▸ AIM OF THE EXERCISE
Determine how many lines of the data below contain "page", then give only that number.

[Start of DATA PROVIDED]

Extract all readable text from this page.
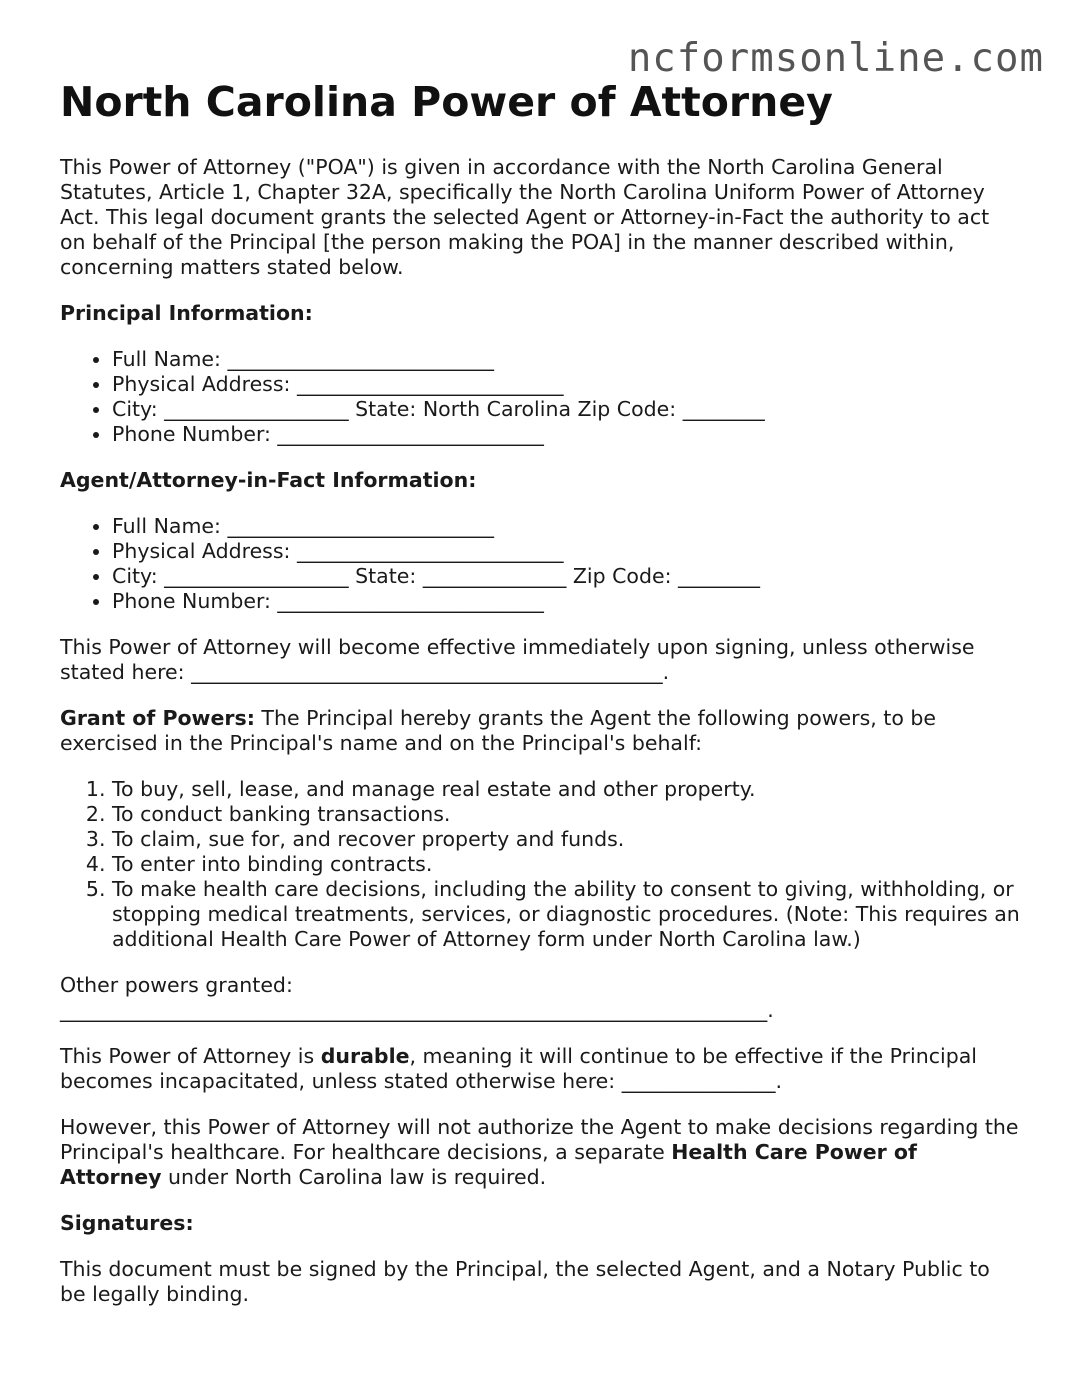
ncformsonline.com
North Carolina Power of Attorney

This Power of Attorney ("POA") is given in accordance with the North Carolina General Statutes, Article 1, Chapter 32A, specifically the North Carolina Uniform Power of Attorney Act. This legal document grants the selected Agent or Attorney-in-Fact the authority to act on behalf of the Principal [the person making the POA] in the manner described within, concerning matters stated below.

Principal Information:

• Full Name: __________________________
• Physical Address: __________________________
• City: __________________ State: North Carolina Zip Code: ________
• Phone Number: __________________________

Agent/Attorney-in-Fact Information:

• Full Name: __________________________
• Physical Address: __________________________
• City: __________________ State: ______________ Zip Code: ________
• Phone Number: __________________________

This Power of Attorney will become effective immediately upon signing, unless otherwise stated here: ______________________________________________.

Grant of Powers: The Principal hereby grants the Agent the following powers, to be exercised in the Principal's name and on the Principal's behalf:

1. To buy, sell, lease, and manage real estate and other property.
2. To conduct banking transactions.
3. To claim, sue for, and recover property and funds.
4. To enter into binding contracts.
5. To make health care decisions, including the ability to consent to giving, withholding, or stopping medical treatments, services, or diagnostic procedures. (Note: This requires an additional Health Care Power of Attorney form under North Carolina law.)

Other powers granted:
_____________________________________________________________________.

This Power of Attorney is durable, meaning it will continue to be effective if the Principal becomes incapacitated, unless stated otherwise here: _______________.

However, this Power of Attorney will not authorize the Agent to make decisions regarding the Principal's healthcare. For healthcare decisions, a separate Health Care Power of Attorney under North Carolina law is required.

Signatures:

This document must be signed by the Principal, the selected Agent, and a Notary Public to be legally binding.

[End of DATA PROVIDED]
[Start of DATA PROVIDED]

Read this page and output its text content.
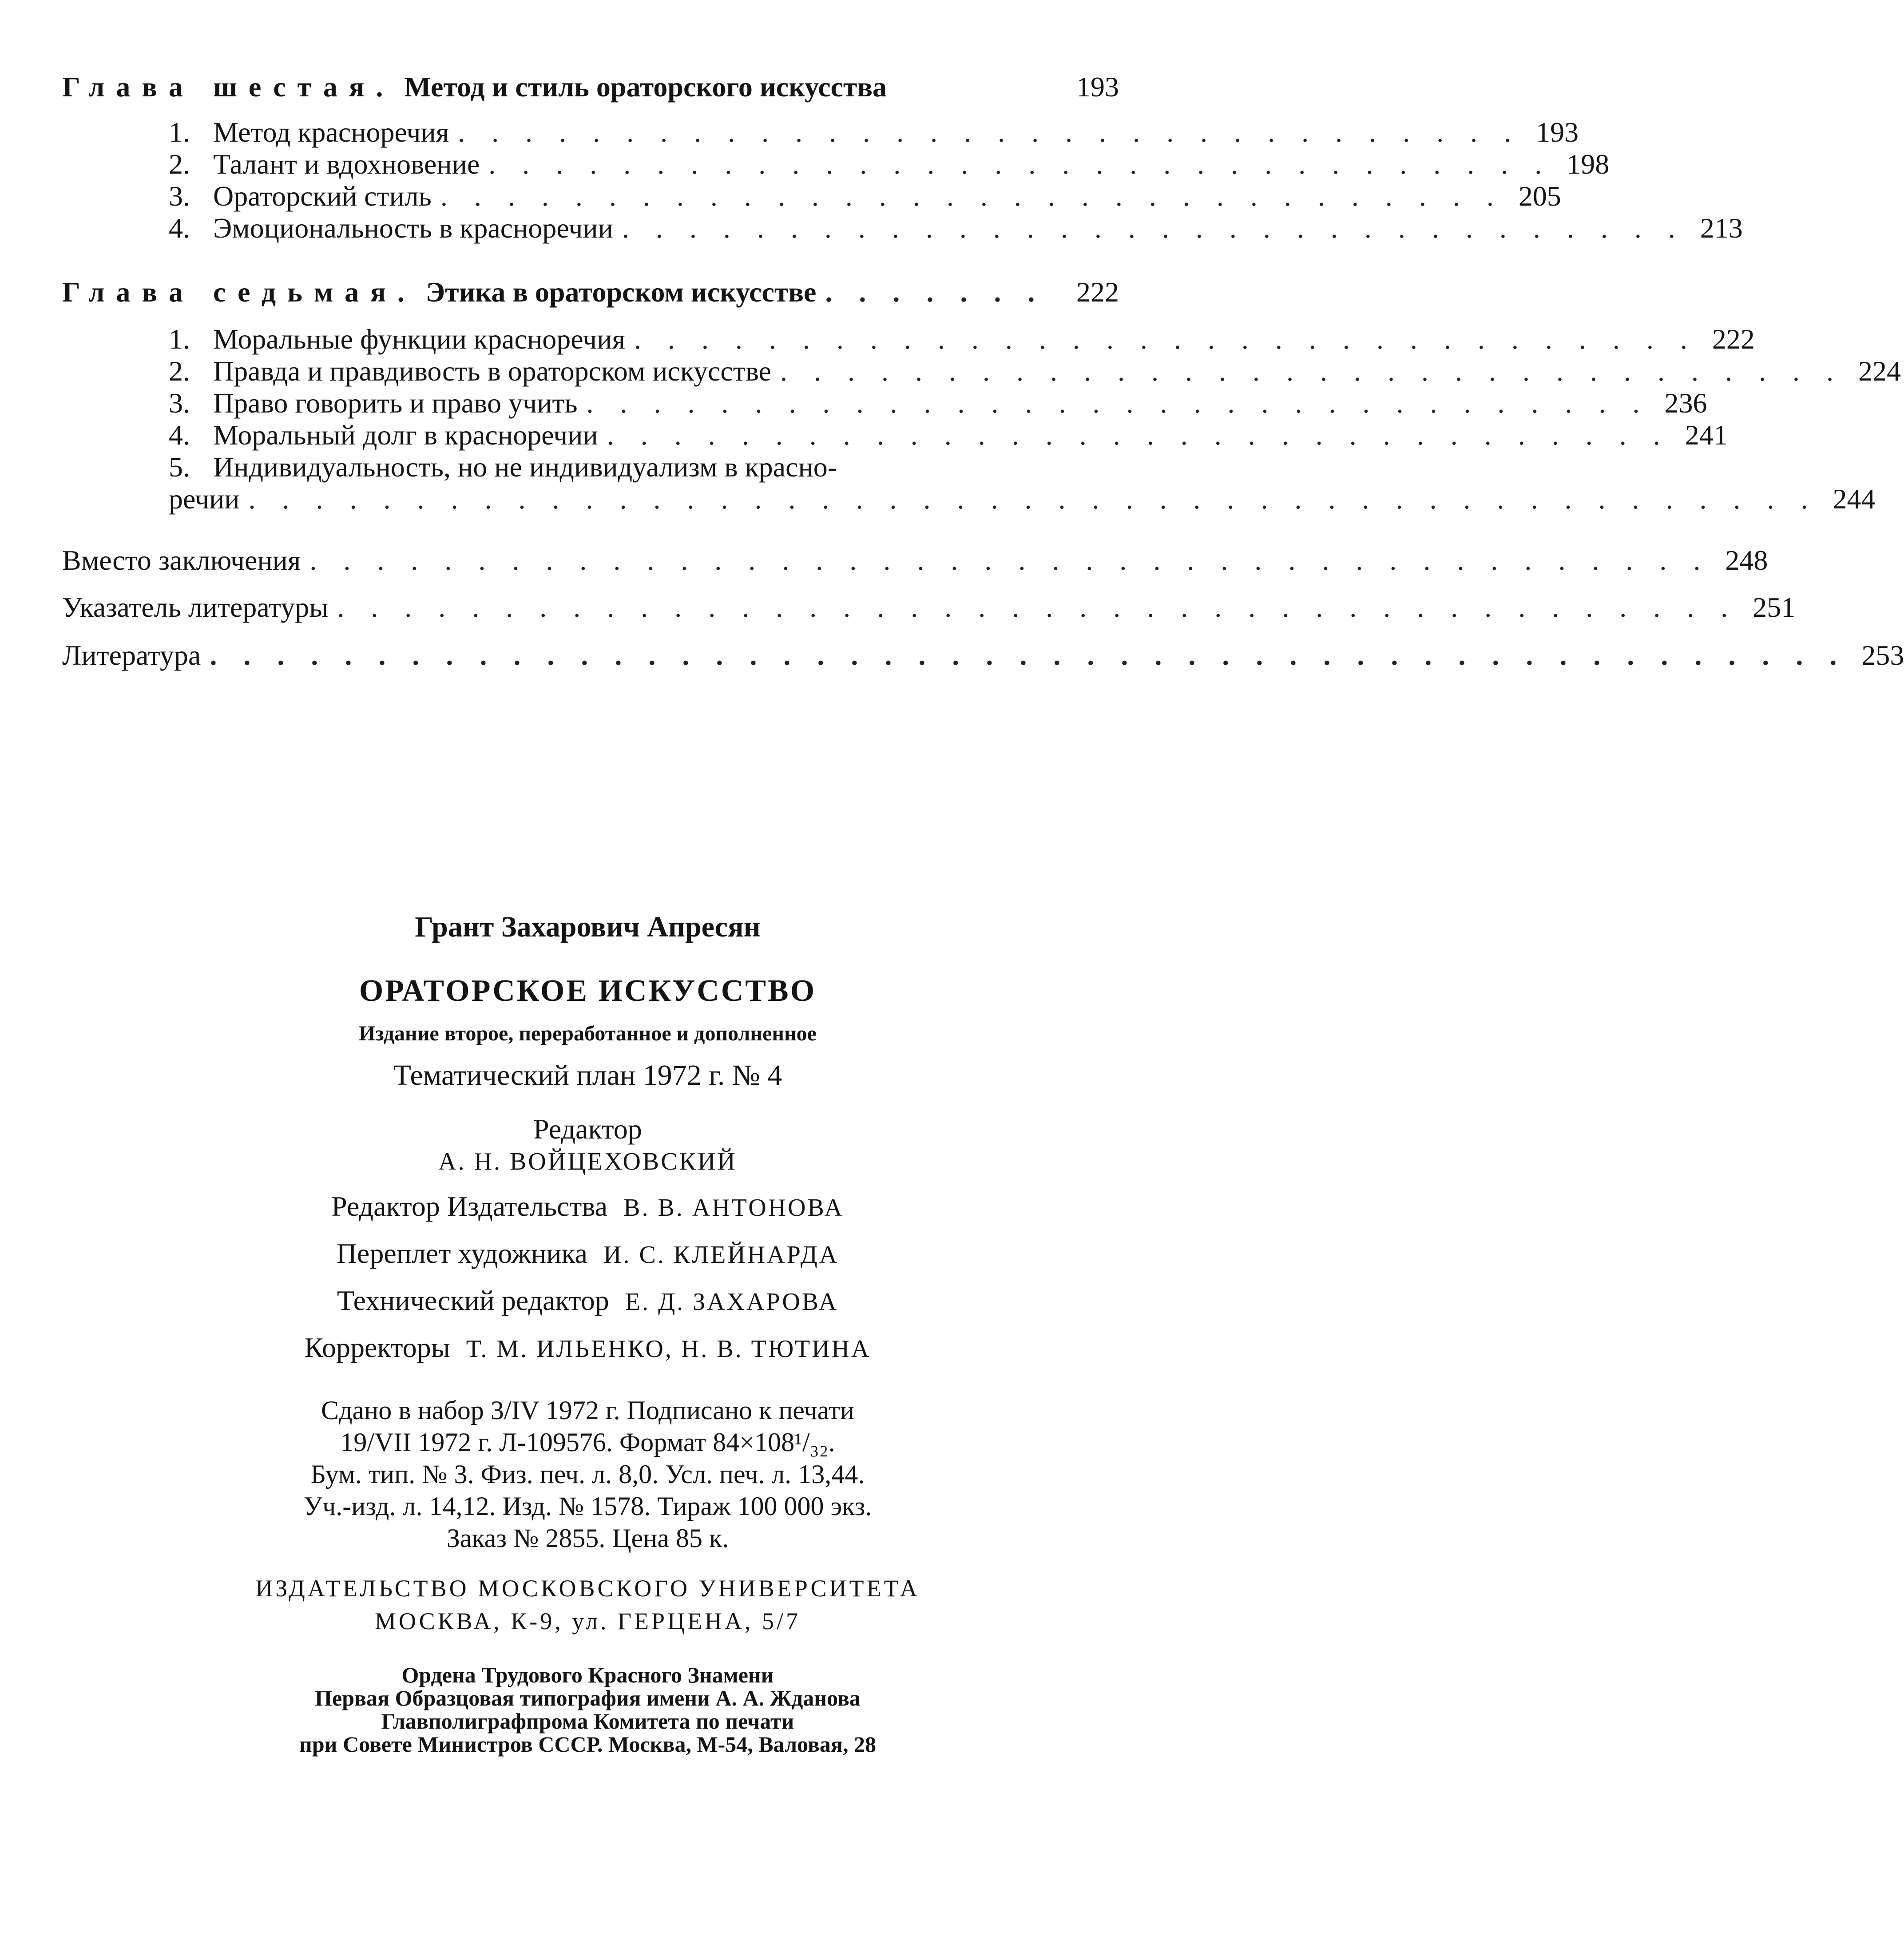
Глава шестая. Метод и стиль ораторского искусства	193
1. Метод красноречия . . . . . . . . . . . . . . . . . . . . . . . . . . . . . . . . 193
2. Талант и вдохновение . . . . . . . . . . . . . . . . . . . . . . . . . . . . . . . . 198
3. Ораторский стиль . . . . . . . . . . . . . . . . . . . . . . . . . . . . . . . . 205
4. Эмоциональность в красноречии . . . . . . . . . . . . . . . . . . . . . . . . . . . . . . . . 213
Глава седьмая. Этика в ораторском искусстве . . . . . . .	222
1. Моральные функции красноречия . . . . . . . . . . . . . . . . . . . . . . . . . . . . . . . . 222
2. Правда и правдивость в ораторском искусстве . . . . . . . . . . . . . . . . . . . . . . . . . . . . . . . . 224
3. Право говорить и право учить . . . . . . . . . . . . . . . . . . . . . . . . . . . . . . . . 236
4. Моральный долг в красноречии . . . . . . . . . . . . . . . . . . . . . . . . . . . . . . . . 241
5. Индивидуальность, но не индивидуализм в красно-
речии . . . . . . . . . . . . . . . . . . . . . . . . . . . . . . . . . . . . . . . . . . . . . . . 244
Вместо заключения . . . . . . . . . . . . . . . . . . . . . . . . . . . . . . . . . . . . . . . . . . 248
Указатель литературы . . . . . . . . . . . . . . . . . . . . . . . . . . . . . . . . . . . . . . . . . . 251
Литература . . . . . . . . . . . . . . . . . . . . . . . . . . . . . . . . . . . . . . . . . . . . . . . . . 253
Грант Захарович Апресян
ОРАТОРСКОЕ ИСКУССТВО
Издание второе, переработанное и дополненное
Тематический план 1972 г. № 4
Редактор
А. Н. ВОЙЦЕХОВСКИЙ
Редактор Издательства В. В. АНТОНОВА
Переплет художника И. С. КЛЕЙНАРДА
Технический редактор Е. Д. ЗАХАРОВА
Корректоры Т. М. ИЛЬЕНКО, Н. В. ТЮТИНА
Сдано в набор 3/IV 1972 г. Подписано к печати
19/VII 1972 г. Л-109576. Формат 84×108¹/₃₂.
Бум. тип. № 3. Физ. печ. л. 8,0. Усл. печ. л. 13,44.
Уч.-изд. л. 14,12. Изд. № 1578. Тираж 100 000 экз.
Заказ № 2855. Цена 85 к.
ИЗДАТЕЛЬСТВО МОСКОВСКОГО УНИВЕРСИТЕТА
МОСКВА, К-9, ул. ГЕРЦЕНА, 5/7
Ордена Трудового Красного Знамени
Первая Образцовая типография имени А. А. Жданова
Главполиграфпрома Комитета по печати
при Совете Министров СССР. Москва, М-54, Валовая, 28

[End of DATA PROVIDED]
[Start of DATA PROVIDED]

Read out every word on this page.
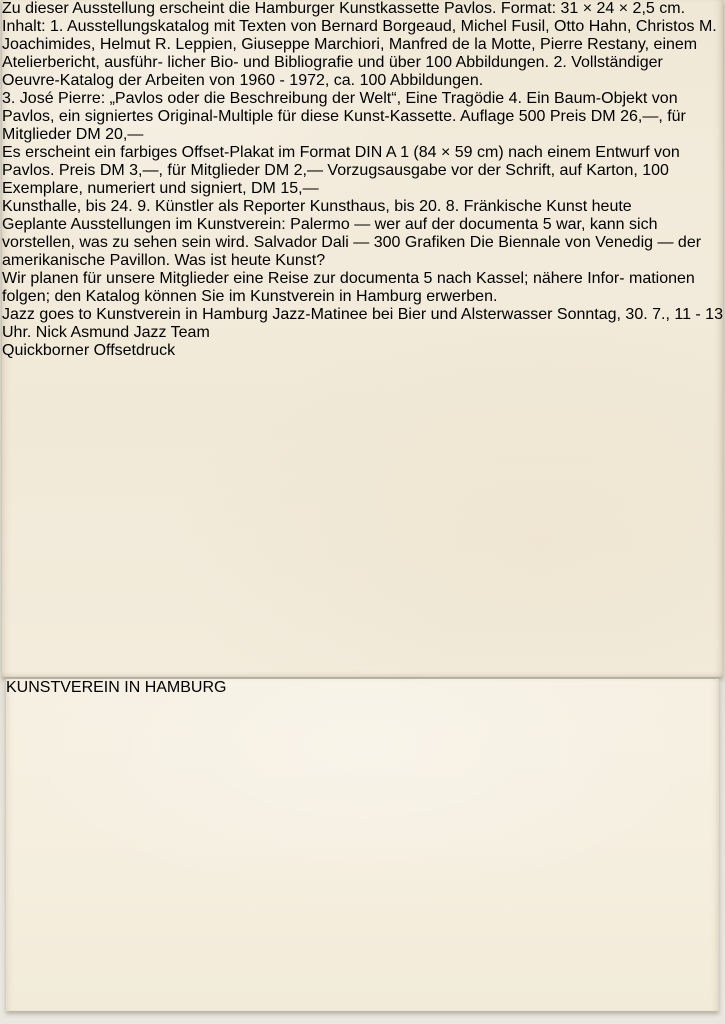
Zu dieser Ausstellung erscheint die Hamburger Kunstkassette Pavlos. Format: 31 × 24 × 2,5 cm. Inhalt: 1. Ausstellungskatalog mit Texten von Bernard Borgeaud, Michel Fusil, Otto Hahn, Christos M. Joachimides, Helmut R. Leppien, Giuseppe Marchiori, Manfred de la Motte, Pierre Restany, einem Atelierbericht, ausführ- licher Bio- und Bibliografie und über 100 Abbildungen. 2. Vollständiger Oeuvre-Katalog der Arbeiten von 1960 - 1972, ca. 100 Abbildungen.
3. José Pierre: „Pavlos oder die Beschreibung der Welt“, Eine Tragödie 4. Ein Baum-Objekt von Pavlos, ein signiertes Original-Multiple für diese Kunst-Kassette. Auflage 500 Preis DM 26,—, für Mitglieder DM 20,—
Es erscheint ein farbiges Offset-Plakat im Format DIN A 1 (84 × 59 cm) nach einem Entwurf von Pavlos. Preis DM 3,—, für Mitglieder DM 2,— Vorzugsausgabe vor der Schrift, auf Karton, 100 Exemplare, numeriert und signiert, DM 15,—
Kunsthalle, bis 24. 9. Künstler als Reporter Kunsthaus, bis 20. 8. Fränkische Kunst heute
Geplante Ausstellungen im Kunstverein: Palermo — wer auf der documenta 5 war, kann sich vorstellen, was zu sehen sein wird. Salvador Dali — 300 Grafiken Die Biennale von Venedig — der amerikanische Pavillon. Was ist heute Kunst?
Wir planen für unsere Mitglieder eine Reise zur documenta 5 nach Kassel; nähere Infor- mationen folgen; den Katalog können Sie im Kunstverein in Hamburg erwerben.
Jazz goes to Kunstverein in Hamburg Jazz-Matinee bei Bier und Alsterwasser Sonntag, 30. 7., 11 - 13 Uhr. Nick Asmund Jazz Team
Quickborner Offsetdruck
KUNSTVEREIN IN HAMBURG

[End of DATA PROVIDED]

▸ SOLUTION TO THIS EXERCISE
3